Rows start
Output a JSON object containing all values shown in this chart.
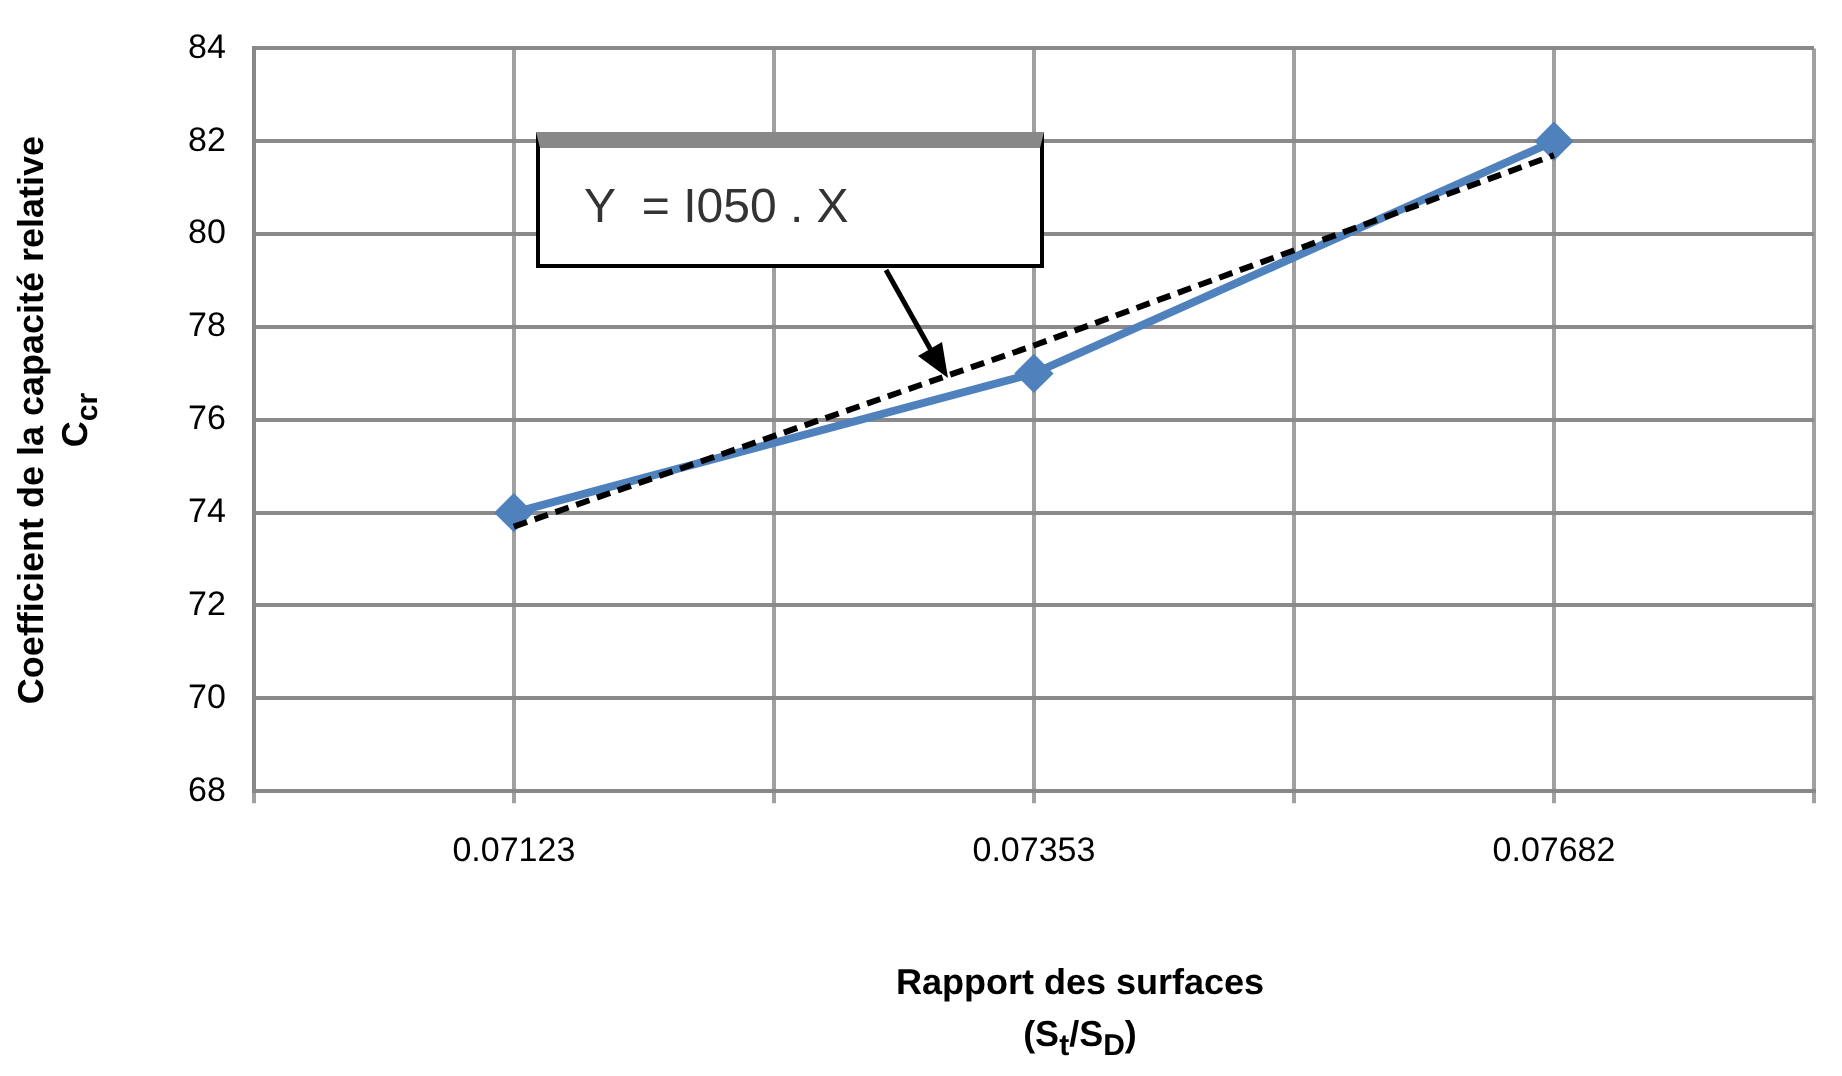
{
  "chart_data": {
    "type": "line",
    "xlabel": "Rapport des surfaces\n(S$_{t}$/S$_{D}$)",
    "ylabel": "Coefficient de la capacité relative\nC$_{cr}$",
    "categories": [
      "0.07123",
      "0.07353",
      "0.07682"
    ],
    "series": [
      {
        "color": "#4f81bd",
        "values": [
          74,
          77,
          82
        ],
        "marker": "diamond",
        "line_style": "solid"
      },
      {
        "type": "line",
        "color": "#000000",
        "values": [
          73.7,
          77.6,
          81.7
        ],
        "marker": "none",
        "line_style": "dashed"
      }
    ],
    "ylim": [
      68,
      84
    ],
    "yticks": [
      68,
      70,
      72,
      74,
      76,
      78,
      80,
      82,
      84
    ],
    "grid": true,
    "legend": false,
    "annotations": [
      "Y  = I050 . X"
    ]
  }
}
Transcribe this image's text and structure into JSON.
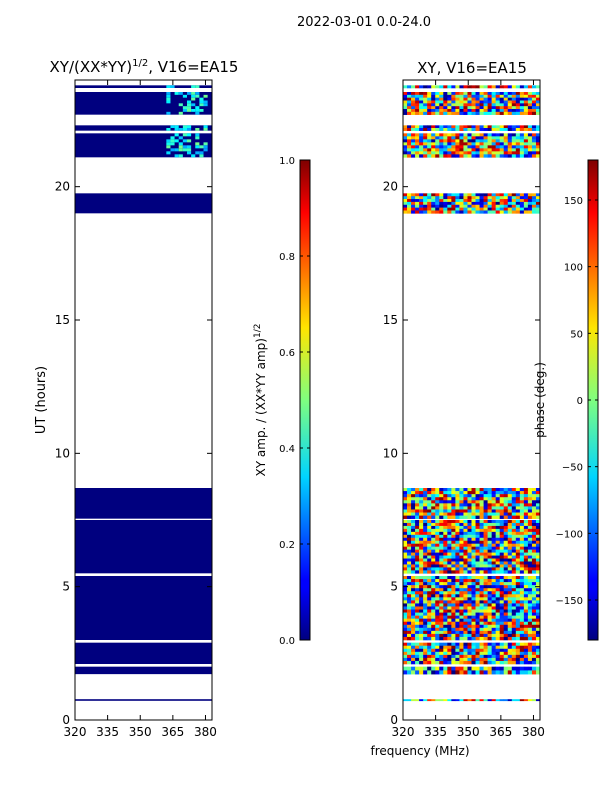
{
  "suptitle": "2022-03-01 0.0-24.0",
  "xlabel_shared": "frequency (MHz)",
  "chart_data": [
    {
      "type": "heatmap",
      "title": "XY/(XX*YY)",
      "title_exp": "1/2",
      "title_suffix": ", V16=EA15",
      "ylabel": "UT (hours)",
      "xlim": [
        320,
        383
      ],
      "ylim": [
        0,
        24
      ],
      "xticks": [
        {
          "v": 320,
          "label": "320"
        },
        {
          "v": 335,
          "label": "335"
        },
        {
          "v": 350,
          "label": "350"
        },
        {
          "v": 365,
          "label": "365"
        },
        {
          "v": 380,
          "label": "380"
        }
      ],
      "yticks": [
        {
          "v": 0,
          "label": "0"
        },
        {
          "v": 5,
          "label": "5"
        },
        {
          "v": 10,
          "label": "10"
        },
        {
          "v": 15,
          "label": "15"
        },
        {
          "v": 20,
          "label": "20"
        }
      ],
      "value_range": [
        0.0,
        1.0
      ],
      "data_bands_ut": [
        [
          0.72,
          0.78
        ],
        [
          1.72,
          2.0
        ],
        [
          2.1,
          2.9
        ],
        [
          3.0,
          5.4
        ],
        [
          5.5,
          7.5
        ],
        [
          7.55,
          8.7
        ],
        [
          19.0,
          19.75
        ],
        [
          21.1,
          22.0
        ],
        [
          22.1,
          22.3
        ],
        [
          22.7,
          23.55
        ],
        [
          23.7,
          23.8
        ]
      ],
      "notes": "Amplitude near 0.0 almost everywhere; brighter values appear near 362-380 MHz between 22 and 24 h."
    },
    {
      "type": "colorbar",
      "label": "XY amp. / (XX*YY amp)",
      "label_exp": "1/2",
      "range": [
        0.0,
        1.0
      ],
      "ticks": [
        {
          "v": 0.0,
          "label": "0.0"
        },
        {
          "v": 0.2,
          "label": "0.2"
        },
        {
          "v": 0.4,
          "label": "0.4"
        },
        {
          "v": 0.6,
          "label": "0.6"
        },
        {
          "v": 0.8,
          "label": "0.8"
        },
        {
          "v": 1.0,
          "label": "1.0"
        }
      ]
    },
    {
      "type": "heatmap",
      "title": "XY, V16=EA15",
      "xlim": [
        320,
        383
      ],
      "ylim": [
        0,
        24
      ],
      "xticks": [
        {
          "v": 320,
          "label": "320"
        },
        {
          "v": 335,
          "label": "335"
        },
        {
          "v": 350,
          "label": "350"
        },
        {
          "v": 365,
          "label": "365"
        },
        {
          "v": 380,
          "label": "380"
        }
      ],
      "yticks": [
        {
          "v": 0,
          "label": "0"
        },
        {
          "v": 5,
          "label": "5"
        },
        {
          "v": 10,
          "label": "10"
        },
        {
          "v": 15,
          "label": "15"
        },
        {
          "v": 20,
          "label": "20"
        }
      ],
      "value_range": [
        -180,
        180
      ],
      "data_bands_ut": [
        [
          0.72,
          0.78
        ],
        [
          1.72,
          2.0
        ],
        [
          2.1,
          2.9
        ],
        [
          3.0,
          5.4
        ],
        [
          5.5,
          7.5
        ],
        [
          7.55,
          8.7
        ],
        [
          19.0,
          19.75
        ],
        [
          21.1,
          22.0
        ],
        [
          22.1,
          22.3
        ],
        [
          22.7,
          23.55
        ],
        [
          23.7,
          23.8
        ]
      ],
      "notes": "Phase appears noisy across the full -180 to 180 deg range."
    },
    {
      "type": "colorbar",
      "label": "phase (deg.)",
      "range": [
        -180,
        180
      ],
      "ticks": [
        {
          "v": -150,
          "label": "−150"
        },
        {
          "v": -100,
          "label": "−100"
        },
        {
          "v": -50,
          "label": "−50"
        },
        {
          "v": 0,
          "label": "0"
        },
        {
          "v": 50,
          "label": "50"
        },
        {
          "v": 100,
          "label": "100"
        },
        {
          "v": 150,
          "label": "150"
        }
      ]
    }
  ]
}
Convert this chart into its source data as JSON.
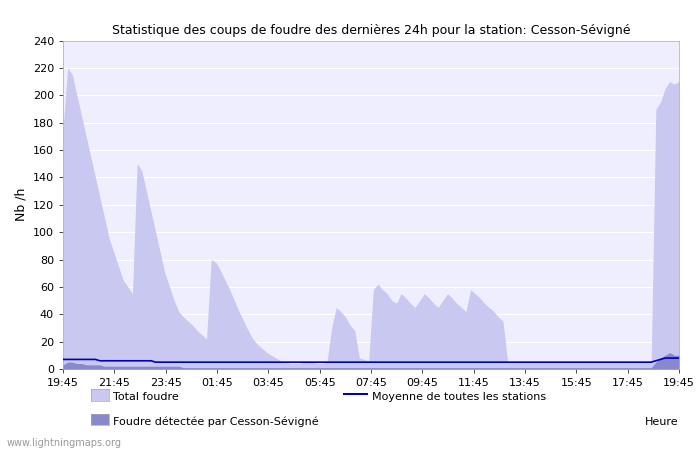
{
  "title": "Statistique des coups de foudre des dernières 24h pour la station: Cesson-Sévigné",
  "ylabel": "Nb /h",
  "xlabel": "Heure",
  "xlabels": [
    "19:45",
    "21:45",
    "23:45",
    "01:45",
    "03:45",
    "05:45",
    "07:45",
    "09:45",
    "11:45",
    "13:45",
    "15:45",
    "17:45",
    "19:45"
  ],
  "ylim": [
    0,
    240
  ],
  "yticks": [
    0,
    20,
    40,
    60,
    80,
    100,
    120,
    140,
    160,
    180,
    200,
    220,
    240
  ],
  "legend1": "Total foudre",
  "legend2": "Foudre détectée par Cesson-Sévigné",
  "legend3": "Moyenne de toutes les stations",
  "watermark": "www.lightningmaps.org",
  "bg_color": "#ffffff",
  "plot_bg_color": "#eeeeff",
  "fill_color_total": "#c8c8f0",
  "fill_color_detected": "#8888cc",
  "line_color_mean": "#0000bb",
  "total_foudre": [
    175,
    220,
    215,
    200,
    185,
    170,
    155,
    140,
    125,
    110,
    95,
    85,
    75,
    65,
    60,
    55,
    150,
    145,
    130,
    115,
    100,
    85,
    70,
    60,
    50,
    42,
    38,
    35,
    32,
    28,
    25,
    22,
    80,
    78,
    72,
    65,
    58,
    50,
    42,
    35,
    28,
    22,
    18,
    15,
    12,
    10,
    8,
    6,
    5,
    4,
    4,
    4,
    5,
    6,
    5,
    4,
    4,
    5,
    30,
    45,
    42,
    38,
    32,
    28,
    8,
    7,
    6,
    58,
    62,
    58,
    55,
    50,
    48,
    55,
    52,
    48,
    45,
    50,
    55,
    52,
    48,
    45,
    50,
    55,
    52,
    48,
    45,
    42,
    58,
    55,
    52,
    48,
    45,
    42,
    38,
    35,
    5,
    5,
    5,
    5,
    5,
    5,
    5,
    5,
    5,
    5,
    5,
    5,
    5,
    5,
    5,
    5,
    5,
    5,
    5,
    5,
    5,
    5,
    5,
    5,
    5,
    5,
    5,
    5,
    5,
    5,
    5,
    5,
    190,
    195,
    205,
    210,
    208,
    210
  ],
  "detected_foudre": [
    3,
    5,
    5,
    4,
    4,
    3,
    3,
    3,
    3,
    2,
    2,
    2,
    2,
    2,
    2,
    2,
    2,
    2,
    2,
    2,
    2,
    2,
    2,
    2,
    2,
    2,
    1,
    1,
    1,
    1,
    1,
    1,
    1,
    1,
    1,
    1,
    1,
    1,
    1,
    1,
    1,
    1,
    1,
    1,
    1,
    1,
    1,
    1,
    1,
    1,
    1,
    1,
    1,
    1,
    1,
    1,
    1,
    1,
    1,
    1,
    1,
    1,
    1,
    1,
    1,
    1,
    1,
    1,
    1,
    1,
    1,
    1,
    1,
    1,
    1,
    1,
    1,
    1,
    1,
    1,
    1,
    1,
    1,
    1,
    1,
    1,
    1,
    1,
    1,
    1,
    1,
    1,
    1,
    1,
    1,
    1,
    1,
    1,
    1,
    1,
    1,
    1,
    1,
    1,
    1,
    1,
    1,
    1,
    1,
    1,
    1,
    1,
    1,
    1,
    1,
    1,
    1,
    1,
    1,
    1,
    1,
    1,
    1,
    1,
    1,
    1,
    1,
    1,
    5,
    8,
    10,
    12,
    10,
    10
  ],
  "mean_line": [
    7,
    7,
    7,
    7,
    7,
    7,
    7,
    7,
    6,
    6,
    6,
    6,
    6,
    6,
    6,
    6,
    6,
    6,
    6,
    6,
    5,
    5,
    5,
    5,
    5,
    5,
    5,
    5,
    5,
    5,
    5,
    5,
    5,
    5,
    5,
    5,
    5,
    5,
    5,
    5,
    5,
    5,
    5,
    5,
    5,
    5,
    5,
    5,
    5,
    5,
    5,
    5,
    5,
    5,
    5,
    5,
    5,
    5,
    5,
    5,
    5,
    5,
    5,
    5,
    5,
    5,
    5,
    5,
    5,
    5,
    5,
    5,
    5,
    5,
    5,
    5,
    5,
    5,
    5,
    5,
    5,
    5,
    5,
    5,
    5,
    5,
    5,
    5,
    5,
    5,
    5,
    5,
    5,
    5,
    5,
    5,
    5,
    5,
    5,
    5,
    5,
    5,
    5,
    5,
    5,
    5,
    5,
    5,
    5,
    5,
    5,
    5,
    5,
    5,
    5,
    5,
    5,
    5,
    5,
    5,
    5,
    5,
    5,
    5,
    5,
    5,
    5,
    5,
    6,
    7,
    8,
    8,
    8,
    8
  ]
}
Rows end
Request: Among these entries, how many lines include the string "this"? Reply with the number by itself.

Reply to the exercise: 3